Request: Return a copy of every line in the records that includes the word "name".

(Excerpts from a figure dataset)

####################

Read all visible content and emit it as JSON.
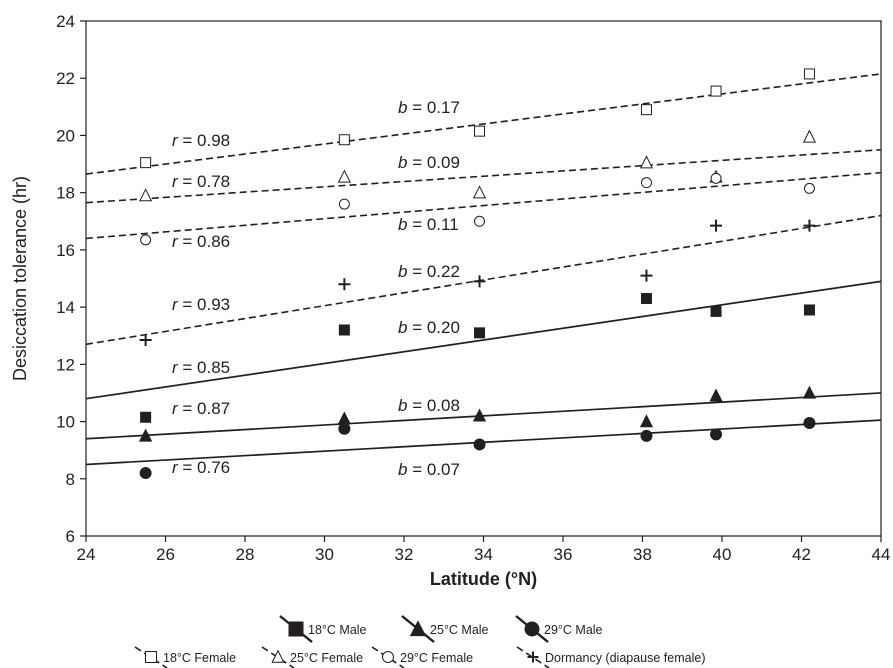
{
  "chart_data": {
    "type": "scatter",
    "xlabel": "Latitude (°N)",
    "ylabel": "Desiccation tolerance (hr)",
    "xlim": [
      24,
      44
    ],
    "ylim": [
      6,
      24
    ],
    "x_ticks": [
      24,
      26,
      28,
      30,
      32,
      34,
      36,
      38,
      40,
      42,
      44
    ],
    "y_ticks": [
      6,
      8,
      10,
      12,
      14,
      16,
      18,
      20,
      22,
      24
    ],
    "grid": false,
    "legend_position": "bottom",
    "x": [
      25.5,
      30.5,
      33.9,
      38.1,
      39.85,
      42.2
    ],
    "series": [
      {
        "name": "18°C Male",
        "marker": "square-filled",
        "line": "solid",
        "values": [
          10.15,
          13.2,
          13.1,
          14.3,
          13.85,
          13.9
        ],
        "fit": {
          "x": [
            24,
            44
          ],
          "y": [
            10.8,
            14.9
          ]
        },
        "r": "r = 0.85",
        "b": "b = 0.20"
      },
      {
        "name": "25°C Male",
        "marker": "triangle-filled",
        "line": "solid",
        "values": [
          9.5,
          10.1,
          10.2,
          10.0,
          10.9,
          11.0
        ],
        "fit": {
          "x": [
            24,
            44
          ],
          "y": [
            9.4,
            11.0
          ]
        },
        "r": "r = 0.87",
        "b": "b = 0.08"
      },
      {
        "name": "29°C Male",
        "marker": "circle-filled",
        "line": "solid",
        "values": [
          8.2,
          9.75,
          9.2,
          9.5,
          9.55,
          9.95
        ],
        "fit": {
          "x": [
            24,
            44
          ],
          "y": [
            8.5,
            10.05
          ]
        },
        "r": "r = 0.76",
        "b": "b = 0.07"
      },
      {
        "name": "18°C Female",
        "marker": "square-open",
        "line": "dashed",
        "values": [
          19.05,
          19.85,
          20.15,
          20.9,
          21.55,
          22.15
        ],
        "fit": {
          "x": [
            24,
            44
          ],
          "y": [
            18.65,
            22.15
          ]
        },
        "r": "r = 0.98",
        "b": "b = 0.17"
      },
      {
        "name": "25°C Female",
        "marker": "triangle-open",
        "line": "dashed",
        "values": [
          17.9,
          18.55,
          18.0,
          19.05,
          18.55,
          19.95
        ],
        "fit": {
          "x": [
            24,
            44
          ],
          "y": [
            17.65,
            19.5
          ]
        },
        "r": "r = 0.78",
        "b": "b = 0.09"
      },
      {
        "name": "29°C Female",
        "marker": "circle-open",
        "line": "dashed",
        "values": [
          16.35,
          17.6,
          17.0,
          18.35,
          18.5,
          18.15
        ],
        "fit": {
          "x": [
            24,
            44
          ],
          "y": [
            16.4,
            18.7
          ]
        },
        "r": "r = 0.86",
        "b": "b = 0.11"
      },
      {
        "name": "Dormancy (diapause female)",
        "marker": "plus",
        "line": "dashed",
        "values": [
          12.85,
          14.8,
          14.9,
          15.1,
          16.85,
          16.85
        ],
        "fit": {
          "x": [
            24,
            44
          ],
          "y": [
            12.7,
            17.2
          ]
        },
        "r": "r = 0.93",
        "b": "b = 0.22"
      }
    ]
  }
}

####################

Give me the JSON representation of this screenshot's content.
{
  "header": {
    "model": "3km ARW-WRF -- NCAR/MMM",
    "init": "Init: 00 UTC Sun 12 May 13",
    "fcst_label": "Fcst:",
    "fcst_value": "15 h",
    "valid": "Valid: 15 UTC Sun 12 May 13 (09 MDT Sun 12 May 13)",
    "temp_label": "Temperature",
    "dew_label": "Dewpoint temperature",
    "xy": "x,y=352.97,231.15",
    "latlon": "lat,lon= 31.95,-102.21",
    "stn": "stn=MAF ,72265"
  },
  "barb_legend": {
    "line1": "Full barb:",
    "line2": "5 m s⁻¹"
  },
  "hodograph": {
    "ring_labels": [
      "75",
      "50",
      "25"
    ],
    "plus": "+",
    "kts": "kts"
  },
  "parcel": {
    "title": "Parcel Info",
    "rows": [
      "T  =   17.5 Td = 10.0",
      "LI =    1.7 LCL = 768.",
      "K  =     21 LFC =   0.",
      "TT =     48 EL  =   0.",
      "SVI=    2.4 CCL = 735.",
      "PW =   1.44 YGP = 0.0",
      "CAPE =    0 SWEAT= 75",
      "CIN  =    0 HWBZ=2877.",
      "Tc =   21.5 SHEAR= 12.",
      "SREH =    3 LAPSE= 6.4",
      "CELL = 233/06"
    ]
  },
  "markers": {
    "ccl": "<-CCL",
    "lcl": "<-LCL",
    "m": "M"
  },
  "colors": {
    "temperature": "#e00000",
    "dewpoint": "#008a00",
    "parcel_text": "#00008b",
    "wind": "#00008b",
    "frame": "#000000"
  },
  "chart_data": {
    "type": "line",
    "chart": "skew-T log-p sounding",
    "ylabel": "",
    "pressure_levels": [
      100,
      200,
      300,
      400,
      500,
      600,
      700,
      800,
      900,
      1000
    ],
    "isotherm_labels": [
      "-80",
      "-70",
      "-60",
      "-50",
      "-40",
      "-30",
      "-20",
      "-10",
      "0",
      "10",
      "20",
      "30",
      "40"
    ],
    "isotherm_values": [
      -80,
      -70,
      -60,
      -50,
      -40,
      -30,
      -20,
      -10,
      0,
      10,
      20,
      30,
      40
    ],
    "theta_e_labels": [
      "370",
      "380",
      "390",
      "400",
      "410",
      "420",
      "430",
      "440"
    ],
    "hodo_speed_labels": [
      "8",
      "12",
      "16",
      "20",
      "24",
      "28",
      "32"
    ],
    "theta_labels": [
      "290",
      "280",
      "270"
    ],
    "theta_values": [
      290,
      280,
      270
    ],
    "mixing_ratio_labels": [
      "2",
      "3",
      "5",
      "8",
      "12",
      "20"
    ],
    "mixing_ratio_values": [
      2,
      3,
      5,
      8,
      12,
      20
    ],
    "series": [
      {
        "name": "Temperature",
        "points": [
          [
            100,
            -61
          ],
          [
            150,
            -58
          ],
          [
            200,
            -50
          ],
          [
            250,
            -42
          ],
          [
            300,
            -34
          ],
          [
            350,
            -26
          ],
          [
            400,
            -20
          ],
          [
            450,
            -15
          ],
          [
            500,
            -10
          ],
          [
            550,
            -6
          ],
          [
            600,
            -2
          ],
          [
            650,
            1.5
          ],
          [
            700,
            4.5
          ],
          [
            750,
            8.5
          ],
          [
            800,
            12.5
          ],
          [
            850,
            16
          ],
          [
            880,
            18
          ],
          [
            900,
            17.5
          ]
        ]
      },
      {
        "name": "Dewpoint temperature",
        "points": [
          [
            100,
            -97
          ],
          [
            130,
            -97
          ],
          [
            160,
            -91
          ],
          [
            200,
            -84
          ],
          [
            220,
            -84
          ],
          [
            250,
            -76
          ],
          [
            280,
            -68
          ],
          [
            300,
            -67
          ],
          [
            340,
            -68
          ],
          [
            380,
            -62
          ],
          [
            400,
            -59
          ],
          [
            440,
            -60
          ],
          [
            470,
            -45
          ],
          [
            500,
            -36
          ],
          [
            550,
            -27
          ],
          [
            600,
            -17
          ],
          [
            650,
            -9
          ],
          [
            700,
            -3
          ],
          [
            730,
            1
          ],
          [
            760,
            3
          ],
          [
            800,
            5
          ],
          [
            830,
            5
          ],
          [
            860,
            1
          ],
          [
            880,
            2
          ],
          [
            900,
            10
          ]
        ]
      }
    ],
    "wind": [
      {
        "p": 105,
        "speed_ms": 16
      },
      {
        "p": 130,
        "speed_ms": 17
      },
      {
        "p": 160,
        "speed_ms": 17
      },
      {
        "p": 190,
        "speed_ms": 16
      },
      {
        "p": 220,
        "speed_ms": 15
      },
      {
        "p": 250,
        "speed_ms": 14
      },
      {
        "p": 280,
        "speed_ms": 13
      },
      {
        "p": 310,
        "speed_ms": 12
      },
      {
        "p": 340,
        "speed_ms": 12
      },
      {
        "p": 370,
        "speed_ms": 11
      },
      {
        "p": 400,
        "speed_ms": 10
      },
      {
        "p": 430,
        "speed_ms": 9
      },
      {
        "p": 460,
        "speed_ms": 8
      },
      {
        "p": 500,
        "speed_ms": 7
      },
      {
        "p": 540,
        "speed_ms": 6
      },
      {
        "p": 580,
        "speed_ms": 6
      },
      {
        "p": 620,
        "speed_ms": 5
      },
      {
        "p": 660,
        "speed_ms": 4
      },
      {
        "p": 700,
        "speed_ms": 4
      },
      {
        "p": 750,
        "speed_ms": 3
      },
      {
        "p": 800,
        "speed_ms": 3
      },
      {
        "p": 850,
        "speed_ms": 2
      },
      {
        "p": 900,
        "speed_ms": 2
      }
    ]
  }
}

####################

Written answer:
        "name": "18°C Male",
        "name": "25°C Male",
        "name": "29°C Male",
        "name": "18°C Female",
        "name": "25°C Female",
        "name": "29°C Female",
        "name": "Dormancy (diapause female)",
        "name": "Temperature",
        "name": "Dewpoint temperature",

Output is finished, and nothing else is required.